# Material for this task:
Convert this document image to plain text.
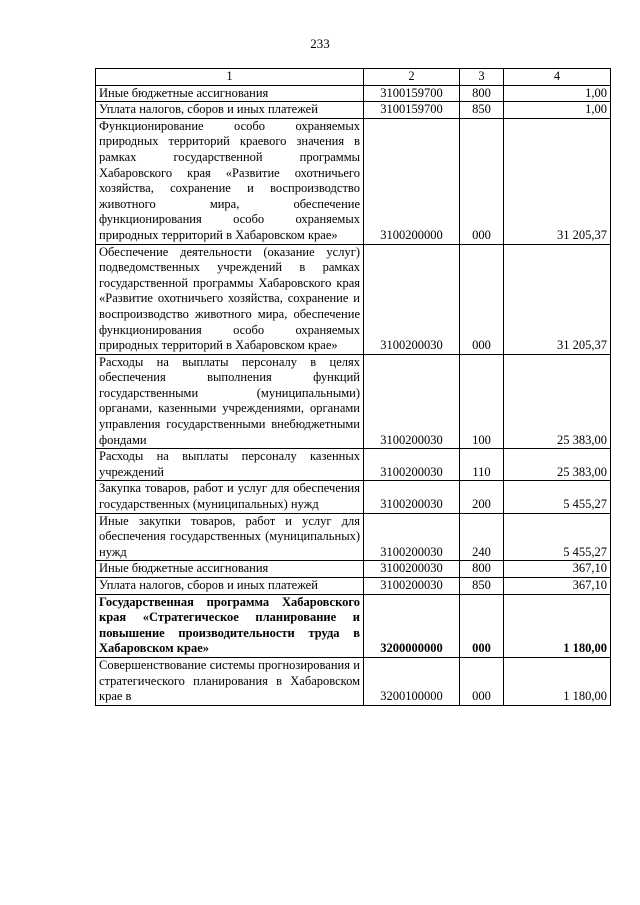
233
1	2	3	4
Иные бюджетные ассигнования	3100159700	800	1,00
Уплата налогов, сборов и иных платежей	3100159700	850	1,00
Функционирование особо охраняемых природных территорий краевого значения в рамках государственной программы Хабаровского края «Развитие охотничьего хозяйства, сохранение и воспроизводство животного мира, обеспечение функционирования особо охраняемых природных территорий в Хабаровском крае»	3100200000	000	31 205,37
Обеспечение деятельности (оказание услуг) подведомственных учреждений в рамках государственной программы Хабаровского края «Развитие охотничьего хозяйства, сохранение и воспроизводство животного мира, обеспечение функционирования особо охраняемых природных территорий в Хабаровском крае»	3100200030	000	31 205,37
Расходы на выплаты персоналу в целях обеспечения выполнения функций государственными (муниципальными) органами, казенными учреждениями, органами управления государственными внебюджетными фондами	3100200030	100	25 383,00
Расходы на выплаты персоналу казенных учреждений	3100200030	110	25 383,00
Закупка товаров, работ и услуг для обеспечения государственных (муниципальных) нужд	3100200030	200	5 455,27
Иные закупки товаров, работ и услуг для обеспечения государственных (муниципальных) нужд	3100200030	240	5 455,27
Иные бюджетные ассигнования	3100200030	800	367,10
Уплата налогов, сборов и иных платежей	3100200030	850	367,10
Государственная программа Хабаровского края «Стратегическое планирование и повышение производительности труда в Хабаровском крае»	3200000000	000	1 180,00
Совершенствование системы прогнозирования и стратегического планирования в Хабаровском крае в	3200100000	000	1 180,00
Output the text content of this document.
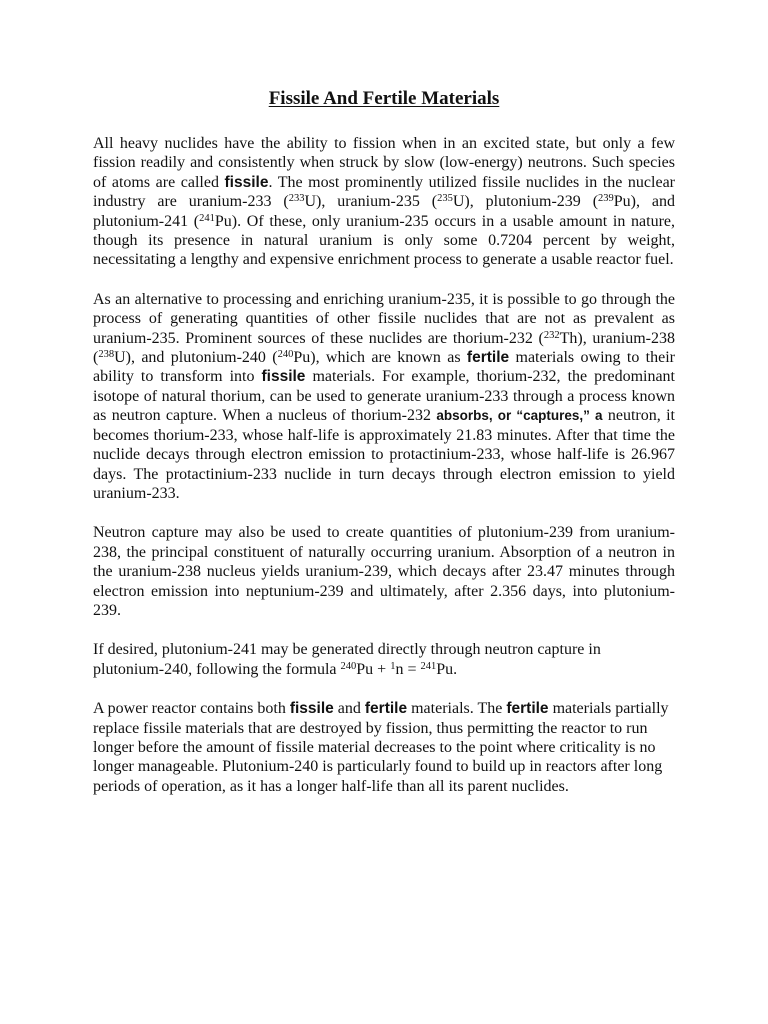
Fissile And Fertile Materials

All heavy nuclides have the ability to fission when in an excited state, but only a few fission readily and consistently when struck by slow (low-energy) neutrons. Such species of atoms are called fissile. The most prominently utilized fissile nuclides in the nuclear industry are uranium-233 ($^{233}$U), uranium-235 ($^{235}$U), plutonium-239 ($^{239}$Pu), and plutonium-241 ($^{241}$Pu). Of these, only uranium-235 occurs in a usable amount in nature, though its presence in natural uranium is only some 0.7204 percent by weight, necessitating a lengthy and expensive enrichment process to generate a usable reactor fuel.

As an alternative to processing and enriching uranium-235, it is possible to go through the process of generating quantities of other fissile nuclides that are not as prevalent as uranium-235. Prominent sources of these nuclides are thorium-232 ($^{232}$Th), uranium-238 ($^{238}$U), and plutonium-240 ($^{240}$Pu), which are known as fertile materials owing to their ability to transform into fissile materials. For example, thorium-232, the predominant isotope of natural thorium, can be used to generate uranium-233 through a process known as neutron capture. When a nucleus of thorium-232 absorbs, or “captures,” a neutron, it becomes thorium-233, whose half-life is approximately 21.83 minutes. After that time the nuclide decays through electron emission to protactinium-233, whose half-life is 26.967 days. The protactinium-233 nuclide in turn decays through electron emission to yield uranium-233.

Neutron capture may also be used to create quantities of plutonium-239 from uranium-238, the principal constituent of naturally occurring uranium. Absorption of a neutron in the uranium-238 nucleus yields uranium-239, which decays after 23.47 minutes through electron emission into neptunium-239 and ultimately, after 2.356 days, into plutonium-239.

If desired, plutonium-241 may be generated directly through neutron capture in plutonium-240, following the formula $^{240}$Pu + $^1$n = $^{241}$Pu.

A power reactor contains both fissile and fertile materials. The fertile materials partially replace fissile materials that are destroyed by fission, thus permitting the reactor to run longer before the amount of fissile material decreases to the point where criticality is no longer manageable. Plutonium-240 is particularly found to build up in reactors after long periods of operation, as it has a longer half-life than all its parent nuclides.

# Task requirements:
Copy out the listing exactly as it stands, but not the pictures.

# Answer to this exercise:
Convert this document image to plain text.
233
1	2	3	4
Иные бюджетные ассигнования	3100159700	800	1,00
Уплата налогов, сборов и иных платежей	3100159700	850	1,00
Функционирование особо охраняемых природных территорий краевого значения в рамках государственной программы Хабаровского края «Развитие охотничьего хозяйства, сохранение и воспроизводство животного мира, обеспечение функционирования особо охраняемых природных территорий в Хабаровском крае»	3100200000	000	31 205,37
Обеспечение деятельности (оказание услуг) подведомственных учреждений в рамках государственной программы Хабаровского края «Развитие охотничьего хозяйства, сохранение и воспроизводство животного мира, обеспечение функционирования особо охраняемых природных территорий в Хабаровском крае»	3100200030	000	31 205,37
Расходы на выплаты персоналу в целях обеспечения выполнения функций государственными (муниципальными) органами, казенными учреждениями, органами управления государственными внебюджетными фондами	3100200030	100	25 383,00
Расходы на выплаты персоналу казенных учреждений	3100200030	110	25 383,00
Закупка товаров, работ и услуг для обеспечения государственных (муниципальных) нужд	3100200030	200	5 455,27
Иные закупки товаров, работ и услуг для обеспечения государственных (муниципальных) нужд	3100200030	240	5 455,27
Иные бюджетные ассигнования	3100200030	800	367,10
Уплата налогов, сборов и иных платежей	3100200030	850	367,10
Государственная программа Хабаровского края «Стратегическое планирование и повышение производительности труда в Хабаровском крае»	3200000000	000	1 180,00
Совершенствование системы прогнозирования и стратегического планирования в Хабаровском крае в	3200100000	000	1 180,00
Output the text content of this document.
Fissile And Fertile Materials

All heavy nuclides have the ability to fission when in an excited state, but only a few fission readily and consistently when struck by slow (low-energy) neutrons. Such species of atoms are called fissile. The most prominently utilized fissile nuclides in the nuclear industry are uranium-233 ($^{233}$U), uranium-235 ($^{235}$U), plutonium-239 ($^{239}$Pu), and plutonium-241 ($^{241}$Pu). Of these, only uranium-235 occurs in a usable amount in nature, though its presence in natural uranium is only some 0.7204 percent by weight, necessitating a lengthy and expensive enrichment process to generate a usable reactor fuel.

As an alternative to processing and enriching uranium-235, it is possible to go through the process of generating quantities of other fissile nuclides that are not as prevalent as uranium-235. Prominent sources of these nuclides are thorium-232 ($^{232}$Th), uranium-238 ($^{238}$U), and plutonium-240 ($^{240}$Pu), which are known as fertile materials owing to their ability to transform into fissile materials. For example, thorium-232, the predominant isotope of natural thorium, can be used to generate uranium-233 through a process known as neutron capture. When a nucleus of thorium-232 absorbs, or “captures,” a neutron, it becomes thorium-233, whose half-life is approximately 21.83 minutes. After that time the nuclide decays through electron emission to protactinium-233, whose half-life is 26.967 days. The protactinium-233 nuclide in turn decays through electron emission to yield uranium-233.

Neutron capture may also be used to create quantities of plutonium-239 from uranium-238, the principal constituent of naturally occurring uranium. Absorption of a neutron in the uranium-238 nucleus yields uranium-239, which decays after 23.47 minutes through electron emission into neptunium-239 and ultimately, after 2.356 days, into plutonium-239.

If desired, plutonium-241 may be generated directly through neutron capture in plutonium-240, following the formula $^{240}$Pu + $^1$n = $^{241}$Pu.

A power reactor contains both fissile and fertile materials. The fertile materials partially replace fissile materials that are destroyed by fission, thus permitting the reactor to run longer before the amount of fissile material decreases to the point where criticality is no longer manageable. Plutonium-240 is particularly found to build up in reactors after long periods of operation, as it has a longer half-life than all its parent nuclides.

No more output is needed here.